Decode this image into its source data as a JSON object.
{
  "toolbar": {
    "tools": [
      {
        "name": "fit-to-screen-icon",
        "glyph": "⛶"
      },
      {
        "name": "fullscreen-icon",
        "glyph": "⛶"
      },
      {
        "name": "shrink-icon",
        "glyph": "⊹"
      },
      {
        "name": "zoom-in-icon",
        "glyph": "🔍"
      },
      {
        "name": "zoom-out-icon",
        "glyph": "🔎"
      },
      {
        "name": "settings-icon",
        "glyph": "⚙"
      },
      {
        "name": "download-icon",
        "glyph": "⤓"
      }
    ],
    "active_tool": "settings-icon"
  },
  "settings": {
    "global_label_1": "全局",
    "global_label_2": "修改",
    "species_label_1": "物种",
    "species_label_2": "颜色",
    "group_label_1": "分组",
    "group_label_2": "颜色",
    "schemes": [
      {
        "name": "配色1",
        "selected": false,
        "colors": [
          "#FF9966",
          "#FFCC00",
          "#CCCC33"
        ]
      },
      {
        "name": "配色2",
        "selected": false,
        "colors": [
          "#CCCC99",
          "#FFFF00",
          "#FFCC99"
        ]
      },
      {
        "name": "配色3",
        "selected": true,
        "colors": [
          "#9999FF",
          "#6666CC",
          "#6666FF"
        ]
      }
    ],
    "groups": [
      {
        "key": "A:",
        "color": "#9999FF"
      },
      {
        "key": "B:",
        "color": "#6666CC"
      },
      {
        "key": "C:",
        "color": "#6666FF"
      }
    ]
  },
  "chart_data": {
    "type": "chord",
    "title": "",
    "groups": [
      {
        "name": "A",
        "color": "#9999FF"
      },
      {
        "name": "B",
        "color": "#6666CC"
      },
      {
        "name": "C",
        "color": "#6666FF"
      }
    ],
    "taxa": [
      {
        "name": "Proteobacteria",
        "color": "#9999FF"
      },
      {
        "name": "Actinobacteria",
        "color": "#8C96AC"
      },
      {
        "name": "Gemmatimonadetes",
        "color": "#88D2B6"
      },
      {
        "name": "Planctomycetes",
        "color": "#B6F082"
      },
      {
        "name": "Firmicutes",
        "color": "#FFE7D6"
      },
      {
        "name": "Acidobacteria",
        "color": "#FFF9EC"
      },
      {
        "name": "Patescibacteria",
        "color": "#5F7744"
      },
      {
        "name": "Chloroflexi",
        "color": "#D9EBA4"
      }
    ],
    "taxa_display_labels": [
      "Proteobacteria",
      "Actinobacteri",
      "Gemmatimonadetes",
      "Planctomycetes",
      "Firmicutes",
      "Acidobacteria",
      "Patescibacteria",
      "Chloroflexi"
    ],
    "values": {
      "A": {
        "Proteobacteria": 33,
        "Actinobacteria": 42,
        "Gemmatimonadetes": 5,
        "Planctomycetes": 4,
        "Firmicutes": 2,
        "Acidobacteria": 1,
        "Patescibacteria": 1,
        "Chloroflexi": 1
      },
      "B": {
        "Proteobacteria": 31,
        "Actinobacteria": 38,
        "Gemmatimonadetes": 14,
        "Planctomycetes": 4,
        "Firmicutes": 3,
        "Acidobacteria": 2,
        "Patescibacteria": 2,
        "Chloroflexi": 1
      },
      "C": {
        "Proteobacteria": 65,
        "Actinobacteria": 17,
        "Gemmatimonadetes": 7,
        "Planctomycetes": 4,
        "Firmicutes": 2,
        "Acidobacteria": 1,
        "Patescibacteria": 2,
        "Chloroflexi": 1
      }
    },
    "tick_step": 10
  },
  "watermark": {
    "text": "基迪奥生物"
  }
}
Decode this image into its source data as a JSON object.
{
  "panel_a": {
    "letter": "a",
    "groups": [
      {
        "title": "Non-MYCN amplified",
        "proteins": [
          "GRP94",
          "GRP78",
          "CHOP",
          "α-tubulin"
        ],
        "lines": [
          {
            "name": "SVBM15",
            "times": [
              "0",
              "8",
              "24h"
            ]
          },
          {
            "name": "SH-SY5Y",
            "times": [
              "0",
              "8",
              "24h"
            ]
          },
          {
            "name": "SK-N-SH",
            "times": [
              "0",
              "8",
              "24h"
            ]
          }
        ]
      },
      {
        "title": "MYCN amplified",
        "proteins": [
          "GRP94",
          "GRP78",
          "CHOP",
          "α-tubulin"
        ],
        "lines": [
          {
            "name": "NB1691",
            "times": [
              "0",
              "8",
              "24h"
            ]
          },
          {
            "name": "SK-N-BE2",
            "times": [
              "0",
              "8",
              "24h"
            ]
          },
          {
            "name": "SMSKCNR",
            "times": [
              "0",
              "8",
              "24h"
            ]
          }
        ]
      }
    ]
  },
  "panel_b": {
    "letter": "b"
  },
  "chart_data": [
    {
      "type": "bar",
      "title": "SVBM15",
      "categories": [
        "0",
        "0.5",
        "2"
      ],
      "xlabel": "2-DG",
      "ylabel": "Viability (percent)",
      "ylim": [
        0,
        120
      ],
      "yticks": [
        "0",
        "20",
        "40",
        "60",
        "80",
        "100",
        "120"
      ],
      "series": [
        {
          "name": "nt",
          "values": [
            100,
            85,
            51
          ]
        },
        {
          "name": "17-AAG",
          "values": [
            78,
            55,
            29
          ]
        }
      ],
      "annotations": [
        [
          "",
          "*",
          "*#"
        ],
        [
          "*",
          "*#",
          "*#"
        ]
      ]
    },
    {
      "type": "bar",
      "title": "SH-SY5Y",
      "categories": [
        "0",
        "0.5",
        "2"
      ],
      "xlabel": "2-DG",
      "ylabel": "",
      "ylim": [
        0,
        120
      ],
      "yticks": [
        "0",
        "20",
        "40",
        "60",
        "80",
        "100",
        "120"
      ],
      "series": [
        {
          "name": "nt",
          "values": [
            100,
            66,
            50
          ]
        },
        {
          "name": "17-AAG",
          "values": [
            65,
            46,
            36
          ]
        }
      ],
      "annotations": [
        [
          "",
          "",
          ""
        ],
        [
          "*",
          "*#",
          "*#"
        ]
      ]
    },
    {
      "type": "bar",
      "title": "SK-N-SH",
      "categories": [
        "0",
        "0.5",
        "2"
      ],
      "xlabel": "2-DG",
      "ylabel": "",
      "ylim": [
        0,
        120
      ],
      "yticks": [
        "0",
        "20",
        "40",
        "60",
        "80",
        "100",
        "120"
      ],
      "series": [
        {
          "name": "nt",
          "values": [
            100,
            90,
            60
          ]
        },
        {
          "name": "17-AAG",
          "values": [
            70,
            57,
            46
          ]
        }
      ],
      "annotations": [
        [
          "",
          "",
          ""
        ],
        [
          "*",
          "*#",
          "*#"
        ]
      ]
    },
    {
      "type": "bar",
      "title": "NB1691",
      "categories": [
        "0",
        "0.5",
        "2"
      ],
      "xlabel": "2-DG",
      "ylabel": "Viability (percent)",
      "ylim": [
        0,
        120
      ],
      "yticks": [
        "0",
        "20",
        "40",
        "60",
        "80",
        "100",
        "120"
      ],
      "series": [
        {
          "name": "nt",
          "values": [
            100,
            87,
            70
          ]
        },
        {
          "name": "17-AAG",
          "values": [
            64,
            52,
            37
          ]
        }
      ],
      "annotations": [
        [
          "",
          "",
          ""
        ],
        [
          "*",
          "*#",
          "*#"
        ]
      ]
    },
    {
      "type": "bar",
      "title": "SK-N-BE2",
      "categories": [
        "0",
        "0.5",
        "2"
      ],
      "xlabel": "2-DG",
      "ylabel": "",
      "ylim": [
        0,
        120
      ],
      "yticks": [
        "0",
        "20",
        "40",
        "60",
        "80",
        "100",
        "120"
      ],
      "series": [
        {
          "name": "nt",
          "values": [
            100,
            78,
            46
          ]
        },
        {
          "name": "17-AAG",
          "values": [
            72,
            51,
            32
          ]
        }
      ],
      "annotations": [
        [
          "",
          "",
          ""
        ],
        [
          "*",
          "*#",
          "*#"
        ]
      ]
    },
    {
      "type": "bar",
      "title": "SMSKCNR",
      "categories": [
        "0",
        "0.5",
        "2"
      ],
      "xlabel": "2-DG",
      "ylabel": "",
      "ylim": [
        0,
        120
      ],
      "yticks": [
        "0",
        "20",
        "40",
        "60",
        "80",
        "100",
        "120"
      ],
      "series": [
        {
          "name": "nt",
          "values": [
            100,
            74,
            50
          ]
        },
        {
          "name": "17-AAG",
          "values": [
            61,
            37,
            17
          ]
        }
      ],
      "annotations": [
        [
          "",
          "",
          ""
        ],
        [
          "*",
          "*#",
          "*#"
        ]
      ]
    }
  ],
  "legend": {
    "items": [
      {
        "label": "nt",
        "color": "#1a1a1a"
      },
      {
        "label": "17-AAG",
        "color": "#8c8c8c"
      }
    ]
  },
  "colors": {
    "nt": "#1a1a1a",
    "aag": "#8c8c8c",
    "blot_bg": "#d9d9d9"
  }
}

● **Work instructions**: Please return every line of the records that contains the word "icon".

● **Reply**:
        "name": "fit-to-screen-icon",
        "name": "fullscreen-icon",
        "name": "shrink-icon",
        "name": "zoom-in-icon",
        "name": "zoom-out-icon",
        "name": "settings-icon",
        "name": "download-icon",
    "active_tool": "settings-icon"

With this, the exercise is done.